### Input rows
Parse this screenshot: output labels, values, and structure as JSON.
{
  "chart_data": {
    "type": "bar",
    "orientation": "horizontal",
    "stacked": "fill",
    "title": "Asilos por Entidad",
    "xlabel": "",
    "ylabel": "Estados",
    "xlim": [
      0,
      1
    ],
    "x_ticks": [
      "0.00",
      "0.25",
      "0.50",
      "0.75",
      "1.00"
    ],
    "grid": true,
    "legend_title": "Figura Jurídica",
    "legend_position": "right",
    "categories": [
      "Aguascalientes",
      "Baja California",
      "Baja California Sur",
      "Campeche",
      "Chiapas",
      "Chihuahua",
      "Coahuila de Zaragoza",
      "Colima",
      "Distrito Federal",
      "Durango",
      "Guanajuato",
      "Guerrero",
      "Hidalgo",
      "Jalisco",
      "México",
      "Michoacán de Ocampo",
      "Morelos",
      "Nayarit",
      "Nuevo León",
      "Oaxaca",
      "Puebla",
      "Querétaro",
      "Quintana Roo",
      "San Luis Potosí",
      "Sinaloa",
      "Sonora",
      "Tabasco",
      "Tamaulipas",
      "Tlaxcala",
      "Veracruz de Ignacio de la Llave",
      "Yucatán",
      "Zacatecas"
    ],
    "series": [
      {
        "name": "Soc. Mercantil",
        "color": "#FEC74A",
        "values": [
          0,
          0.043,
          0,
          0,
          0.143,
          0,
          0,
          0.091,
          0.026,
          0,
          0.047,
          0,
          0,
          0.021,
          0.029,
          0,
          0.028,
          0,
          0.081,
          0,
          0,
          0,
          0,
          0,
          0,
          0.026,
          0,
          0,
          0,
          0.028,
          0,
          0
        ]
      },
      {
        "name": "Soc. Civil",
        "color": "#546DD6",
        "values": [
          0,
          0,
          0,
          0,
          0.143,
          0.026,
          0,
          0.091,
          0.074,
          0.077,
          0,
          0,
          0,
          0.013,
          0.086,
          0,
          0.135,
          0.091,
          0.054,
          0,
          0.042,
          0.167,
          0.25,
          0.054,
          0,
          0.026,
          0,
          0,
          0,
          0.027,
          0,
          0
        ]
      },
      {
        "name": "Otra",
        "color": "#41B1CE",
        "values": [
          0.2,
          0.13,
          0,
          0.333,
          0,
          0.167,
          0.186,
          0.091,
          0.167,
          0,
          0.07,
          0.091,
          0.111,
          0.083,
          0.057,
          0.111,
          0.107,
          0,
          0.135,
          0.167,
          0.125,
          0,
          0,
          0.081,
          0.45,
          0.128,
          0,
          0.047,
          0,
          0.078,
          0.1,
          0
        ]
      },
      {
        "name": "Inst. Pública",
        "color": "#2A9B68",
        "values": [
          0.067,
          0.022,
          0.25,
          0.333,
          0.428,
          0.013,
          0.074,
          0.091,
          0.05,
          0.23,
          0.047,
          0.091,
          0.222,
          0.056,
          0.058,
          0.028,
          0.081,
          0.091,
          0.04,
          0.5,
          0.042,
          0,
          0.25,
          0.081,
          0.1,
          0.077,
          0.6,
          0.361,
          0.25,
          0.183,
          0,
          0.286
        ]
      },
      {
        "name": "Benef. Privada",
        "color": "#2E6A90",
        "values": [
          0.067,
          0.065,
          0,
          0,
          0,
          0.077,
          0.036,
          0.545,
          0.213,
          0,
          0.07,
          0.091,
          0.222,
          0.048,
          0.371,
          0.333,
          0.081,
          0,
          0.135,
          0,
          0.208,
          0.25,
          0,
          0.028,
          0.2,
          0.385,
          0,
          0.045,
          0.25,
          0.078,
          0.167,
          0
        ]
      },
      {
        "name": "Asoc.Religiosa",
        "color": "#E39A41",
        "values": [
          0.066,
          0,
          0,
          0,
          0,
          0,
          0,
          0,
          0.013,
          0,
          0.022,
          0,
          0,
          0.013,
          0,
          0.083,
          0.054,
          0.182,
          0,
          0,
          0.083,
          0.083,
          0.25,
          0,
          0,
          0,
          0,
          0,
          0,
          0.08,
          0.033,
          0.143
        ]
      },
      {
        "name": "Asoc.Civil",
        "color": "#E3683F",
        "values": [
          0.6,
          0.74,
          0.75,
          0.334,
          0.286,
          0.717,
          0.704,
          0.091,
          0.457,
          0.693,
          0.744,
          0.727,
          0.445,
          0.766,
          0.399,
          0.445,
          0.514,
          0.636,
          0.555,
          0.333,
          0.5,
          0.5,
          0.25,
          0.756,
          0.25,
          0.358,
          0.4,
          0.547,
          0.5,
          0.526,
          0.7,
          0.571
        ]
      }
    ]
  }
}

### Short task
Output the full listing without altering anything.

### Written response
Parse this screenshot: output labels, values, and structure as JSON.
{
  "chart_data": {
    "type": "bar",
    "orientation": "horizontal",
    "stacked": "fill",
    "title": "Asilos por Entidad",
    "xlabel": "",
    "ylabel": "Estados",
    "xlim": [
      0,
      1
    ],
    "x_ticks": [
      "0.00",
      "0.25",
      "0.50",
      "0.75",
      "1.00"
    ],
    "grid": true,
    "legend_title": "Figura Jurídica",
    "legend_position": "right",
    "categories": [
      "Aguascalientes",
      "Baja California",
      "Baja California Sur",
      "Campeche",
      "Chiapas",
      "Chihuahua",
      "Coahuila de Zaragoza",
      "Colima",
      "Distrito Federal",
      "Durango",
      "Guanajuato",
      "Guerrero",
      "Hidalgo",
      "Jalisco",
      "México",
      "Michoacán de Ocampo",
      "Morelos",
      "Nayarit",
      "Nuevo León",
      "Oaxaca",
      "Puebla",
      "Querétaro",
      "Quintana Roo",
      "San Luis Potosí",
      "Sinaloa",
      "Sonora",
      "Tabasco",
      "Tamaulipas",
      "Tlaxcala",
      "Veracruz de Ignacio de la Llave",
      "Yucatán",
      "Zacatecas"
    ],
    "series": [
      {
        "name": "Soc. Mercantil",
        "color": "#FEC74A",
        "values": [
          0,
          0.043,
          0,
          0,
          0.143,
          0,
          0,
          0.091,
          0.026,
          0,
          0.047,
          0,
          0,
          0.021,
          0.029,
          0,
          0.028,
          0,
          0.081,
          0,
          0,
          0,
          0,
          0,
          0,
          0.026,
          0,
          0,
          0,
          0.028,
          0,
          0
        ]
      },
      {
        "name": "Soc. Civil",
        "color": "#546DD6",
        "values": [
          0,
          0,
          0,
          0,
          0.143,
          0.026,
          0,
          0.091,
          0.074,
          0.077,
          0,
          0,
          0,
          0.013,
          0.086,
          0,
          0.135,
          0.091,
          0.054,
          0,
          0.042,
          0.167,
          0.25,
          0.054,
          0,
          0.026,
          0,
          0,
          0,
          0.027,
          0,
          0
        ]
      },
      {
        "name": "Otra",
        "color": "#41B1CE",
        "values": [
          0.2,
          0.13,
          0,
          0.333,
          0,
          0.167,
          0.186,
          0.091,
          0.167,
          0,
          0.07,
          0.091,
          0.111,
          0.083,
          0.057,
          0.111,
          0.107,
          0,
          0.135,
          0.167,
          0.125,
          0,
          0,
          0.081,
          0.45,
          0.128,
          0,
          0.047,
          0,
          0.078,
          0.1,
          0
        ]
      },
      {
        "name": "Inst. Pública",
        "color": "#2A9B68",
        "values": [
          0.067,
          0.022,
          0.25,
          0.333,
          0.428,
          0.013,
          0.074,
          0.091,
          0.05,
          0.23,
          0.047,
          0.091,
          0.222,
          0.056,
          0.058,
          0.028,
          0.081,
          0.091,
          0.04,
          0.5,
          0.042,
          0,
          0.25,
          0.081,
          0.1,
          0.077,
          0.6,
          0.361,
          0.25,
          0.183,
          0,
          0.286
        ]
      },
      {
        "name": "Benef. Privada",
        "color": "#2E6A90",
        "values": [
          0.067,
          0.065,
          0,
          0,
          0,
          0.077,
          0.036,
          0.545,
          0.213,
          0,
          0.07,
          0.091,
          0.222,
          0.048,
          0.371,
          0.333,
          0.081,
          0,
          0.135,
          0,
          0.208,
          0.25,
          0,
          0.028,
          0.2,
          0.385,
          0,
          0.045,
          0.25,
          0.078,
          0.167,
          0
        ]
      },
      {
        "name": "Asoc.Religiosa",
        "color": "#E39A41",
        "values": [
          0.066,
          0,
          0,
          0,
          0,
          0,
          0,
          0,
          0.013,
          0,
          0.022,
          0,
          0,
          0.013,
          0,
          0.083,
          0.054,
          0.182,
          0,
          0,
          0.083,
          0.083,
          0.25,
          0,
          0,
          0,
          0,
          0,
          0,
          0.08,
          0.033,
          0.143
        ]
      },
      {
        "name": "Asoc.Civil",
        "color": "#E3683F",
        "values": [
          0.6,
          0.74,
          0.75,
          0.334,
          0.286,
          0.717,
          0.704,
          0.091,
          0.457,
          0.693,
          0.744,
          0.727,
          0.445,
          0.766,
          0.399,
          0.445,
          0.514,
          0.636,
          0.555,
          0.333,
          0.5,
          0.5,
          0.25,
          0.756,
          0.25,
          0.358,
          0.4,
          0.547,
          0.5,
          0.526,
          0.7,
          0.571
        ]
      }
    ]
  }
}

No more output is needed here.